__Given information__.
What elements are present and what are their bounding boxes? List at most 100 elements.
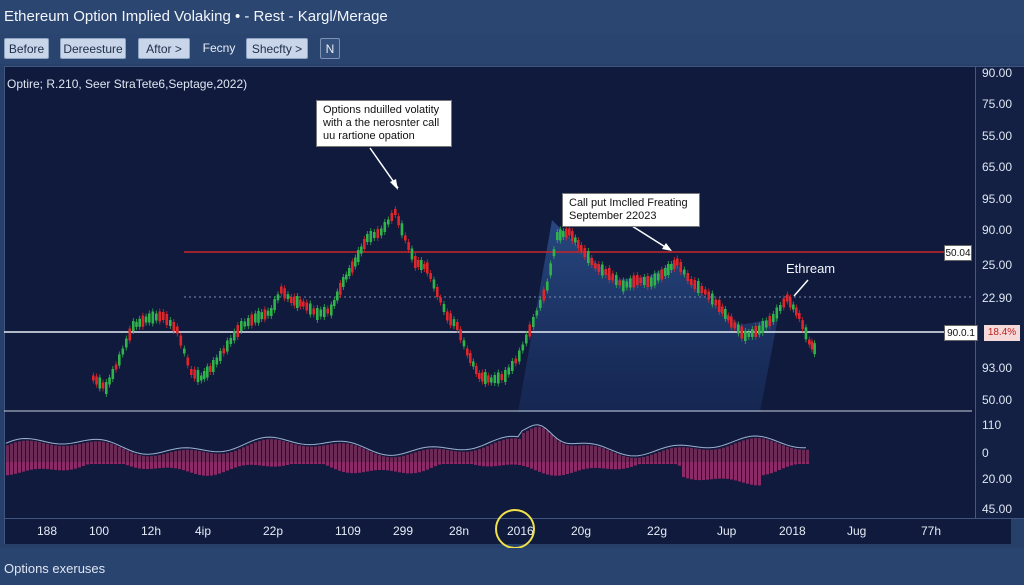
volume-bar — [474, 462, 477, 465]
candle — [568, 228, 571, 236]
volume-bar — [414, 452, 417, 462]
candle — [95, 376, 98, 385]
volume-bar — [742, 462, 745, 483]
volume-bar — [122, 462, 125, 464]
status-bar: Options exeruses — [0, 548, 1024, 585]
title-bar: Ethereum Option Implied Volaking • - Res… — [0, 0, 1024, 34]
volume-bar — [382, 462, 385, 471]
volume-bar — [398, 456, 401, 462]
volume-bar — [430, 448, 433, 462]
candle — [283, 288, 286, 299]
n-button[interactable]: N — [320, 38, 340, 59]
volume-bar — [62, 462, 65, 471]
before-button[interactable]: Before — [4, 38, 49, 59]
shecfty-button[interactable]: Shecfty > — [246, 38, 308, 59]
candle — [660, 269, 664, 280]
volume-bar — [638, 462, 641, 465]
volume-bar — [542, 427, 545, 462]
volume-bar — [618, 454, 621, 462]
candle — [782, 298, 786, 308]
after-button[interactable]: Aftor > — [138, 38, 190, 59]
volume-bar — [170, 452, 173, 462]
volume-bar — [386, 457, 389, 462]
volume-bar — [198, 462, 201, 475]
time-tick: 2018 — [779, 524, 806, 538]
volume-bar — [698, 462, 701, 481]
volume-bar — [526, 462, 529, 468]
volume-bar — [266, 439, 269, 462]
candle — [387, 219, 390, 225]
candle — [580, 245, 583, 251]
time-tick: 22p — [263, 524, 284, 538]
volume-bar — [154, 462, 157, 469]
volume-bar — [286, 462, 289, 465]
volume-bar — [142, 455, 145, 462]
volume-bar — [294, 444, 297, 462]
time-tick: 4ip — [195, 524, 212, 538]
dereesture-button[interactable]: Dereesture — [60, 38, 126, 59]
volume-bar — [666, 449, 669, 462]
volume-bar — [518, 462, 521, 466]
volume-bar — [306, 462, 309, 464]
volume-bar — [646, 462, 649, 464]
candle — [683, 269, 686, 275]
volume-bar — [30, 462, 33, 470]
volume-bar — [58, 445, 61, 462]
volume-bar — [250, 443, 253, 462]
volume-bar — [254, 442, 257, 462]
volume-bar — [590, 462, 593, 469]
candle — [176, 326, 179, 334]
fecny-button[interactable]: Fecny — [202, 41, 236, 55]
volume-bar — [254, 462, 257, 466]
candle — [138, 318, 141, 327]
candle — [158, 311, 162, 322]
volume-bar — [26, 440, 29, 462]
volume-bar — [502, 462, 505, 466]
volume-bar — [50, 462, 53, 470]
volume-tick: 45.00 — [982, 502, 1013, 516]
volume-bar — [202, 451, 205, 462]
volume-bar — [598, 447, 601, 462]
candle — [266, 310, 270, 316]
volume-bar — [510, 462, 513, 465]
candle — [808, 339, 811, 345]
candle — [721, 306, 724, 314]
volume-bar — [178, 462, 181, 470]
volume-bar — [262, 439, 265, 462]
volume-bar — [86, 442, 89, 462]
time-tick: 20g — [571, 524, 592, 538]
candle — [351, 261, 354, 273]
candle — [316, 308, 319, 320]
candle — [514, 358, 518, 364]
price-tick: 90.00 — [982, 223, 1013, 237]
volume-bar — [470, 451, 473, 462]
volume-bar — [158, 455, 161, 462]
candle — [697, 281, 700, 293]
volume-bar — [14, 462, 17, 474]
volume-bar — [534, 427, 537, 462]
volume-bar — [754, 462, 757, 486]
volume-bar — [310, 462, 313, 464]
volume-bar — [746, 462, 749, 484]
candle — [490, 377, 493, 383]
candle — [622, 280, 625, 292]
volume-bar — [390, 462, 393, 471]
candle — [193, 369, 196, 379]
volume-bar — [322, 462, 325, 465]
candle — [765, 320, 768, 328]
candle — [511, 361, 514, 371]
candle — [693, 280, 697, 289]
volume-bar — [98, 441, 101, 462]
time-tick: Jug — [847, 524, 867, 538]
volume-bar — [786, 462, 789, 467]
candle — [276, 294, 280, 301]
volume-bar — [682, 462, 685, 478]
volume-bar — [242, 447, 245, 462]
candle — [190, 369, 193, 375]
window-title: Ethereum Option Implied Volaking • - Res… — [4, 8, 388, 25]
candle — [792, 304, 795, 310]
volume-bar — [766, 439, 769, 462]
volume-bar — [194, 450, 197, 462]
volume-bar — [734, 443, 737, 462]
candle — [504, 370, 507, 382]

==

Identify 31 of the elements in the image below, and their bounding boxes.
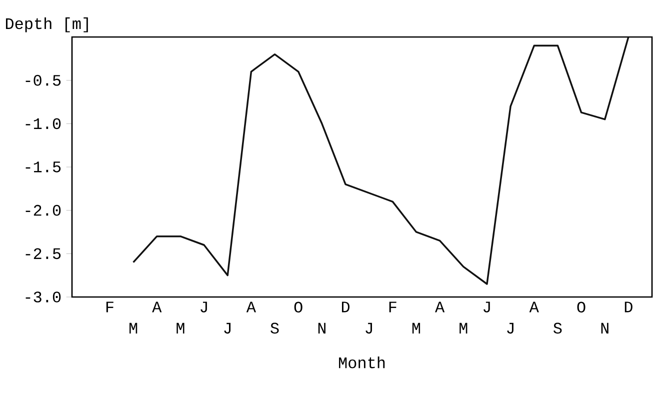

__Written problem__. Update the lines starting at the one containing "What elements are" and ending at the one containing "volume-bar — [122, 462, 125, 464]" so that "candle" becomes "candlestick", with everything else kept the same. Omit the pictures from your answer.

__Result below__.
What elements are present and what are their bounding boxes? List at most 100 elements.
volume-bar — [474, 462, 477, 465]
candlestick — [568, 228, 571, 236]
volume-bar — [414, 452, 417, 462]
candlestick — [95, 376, 98, 385]
volume-bar — [742, 462, 745, 483]
volume-bar — [122, 462, 125, 464]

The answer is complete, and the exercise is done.